Reproduce the listing below exactly. Pictures do not belong in the copy.

■ ■ ■ ■ ■ ■ ■

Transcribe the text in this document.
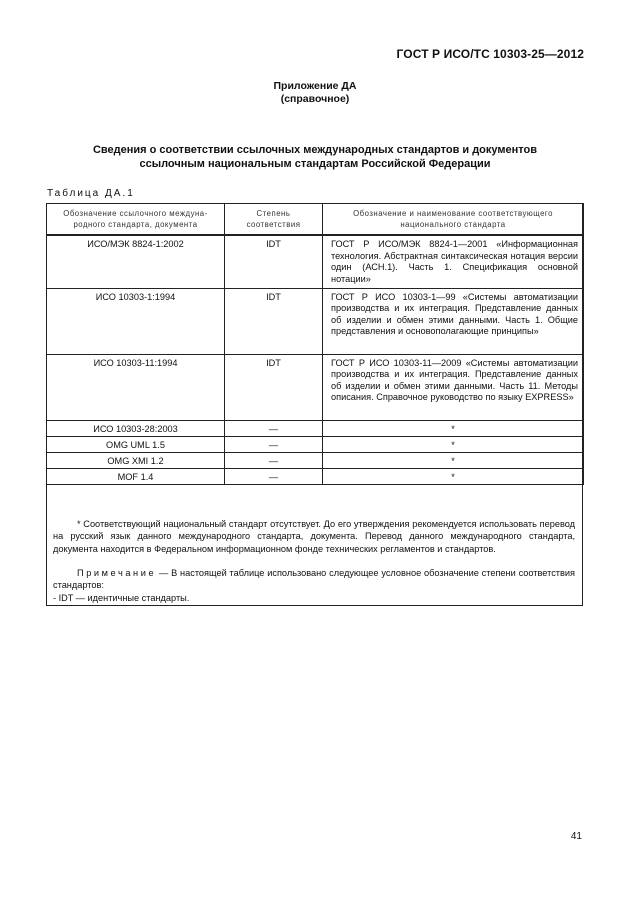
ГОСТ Р ИСО/ТС 10303-25—2012
Приложение ДА
(справочное)
Сведения о соответствии ссылочных международных стандартов и документов
ссылочным национальным стандартам Российской Федерации
Таблица ДА.1
Обозначение ссылочного междуна-родного стандарта, документа	Степень соответствия	Обозначение и наименование соответствующего национального стандарта
ИСО/МЭК 8824-1:2002	IDT	ГОСТ Р ИСО/МЭК 8824-1—2001 «Информационная технология. Абстрактная синтаксическая нотация версии один (АСН.1). Часть 1. Спецификация основной нотации»
ИСО 10303-1:1994	IDT	ГОСТ Р ИСО 10303-1—99 «Системы автоматизации производства и их интеграция. Представление данных об изделии и обмен этими данными. Часть 1. Общие представления и основополагающие принципы»
ИСО 10303-11:1994	IDT	ГОСТ Р ИСО 10303-11—2009 «Системы автоматизации производства и их интеграция. Представление данных об изделии и обмен этими данными. Часть 11. Методы описания. Справочное руководство по языку EXPRESS»
ИСО 10303-28:2003	—	*
OMG UML 1.5	—	*
OMG XMI 1.2	—	*
MOF 1.4	—	*
* Соответствующий национальный стандарт отсутствует. До его утверждения рекомендуется использовать перевод на русский язык данного международного стандарта, документа. Перевод данного международного стандарта, документа находится в Федеральном информационном фонде технических регламентов и стандартов.
Примечание — В настоящей таблице использовано следующее условное обозначение степени соответствия стандартов:
- IDT — идентичные стандарты.
41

■ ■ ■ ■ ■ ■ ■

*Written solution*:
Transcribe the text in this document.
ГОСТ Р ИСО/ТС 10303-25—2012
Приложение ДА
(справочное)
Сведения о соответствии ссылочных международных стандартов и документов
ссылочным национальным стандартам Российской Федерации
Таблица ДА.1
Обозначение ссылочного междуна-родного стандарта, документа	Степень соответствия	Обозначение и наименование соответствующего национального стандарта
ИСО/МЭК 8824-1:2002	IDT	ГОСТ Р ИСО/МЭК 8824-1—2001 «Информационная технология. Абстрактная синтаксическая нотация версии один (АСН.1). Часть 1. Спецификация основной нотации»
ИСО 10303-1:1994	IDT	ГОСТ Р ИСО 10303-1—99 «Системы автоматизации производства и их интеграция. Представление данных об изделии и обмен этими данными. Часть 1. Общие представления и основополагающие принципы»
ИСО 10303-11:1994	IDT	ГОСТ Р ИСО 10303-11—2009 «Системы автоматизации производства и их интеграция. Представление данных об изделии и обмен этими данными. Часть 11. Методы описания. Справочное руководство по языку EXPRESS»
ИСО 10303-28:2003	—	*
OMG UML 1.5	—	*
OMG XMI 1.2	—	*
MOF 1.4	—	*
* Соответствующий национальный стандарт отсутствует. До его утверждения рекомендуется использовать перевод на русский язык данного международного стандарта, документа. Перевод данного международного стандарта, документа находится в Федеральном информационном фонде технических регламентов и стандартов.
Примечание — В настоящей таблице использовано следующее условное обозначение степени соответствия стандартов:
- IDT — идентичные стандарты.
41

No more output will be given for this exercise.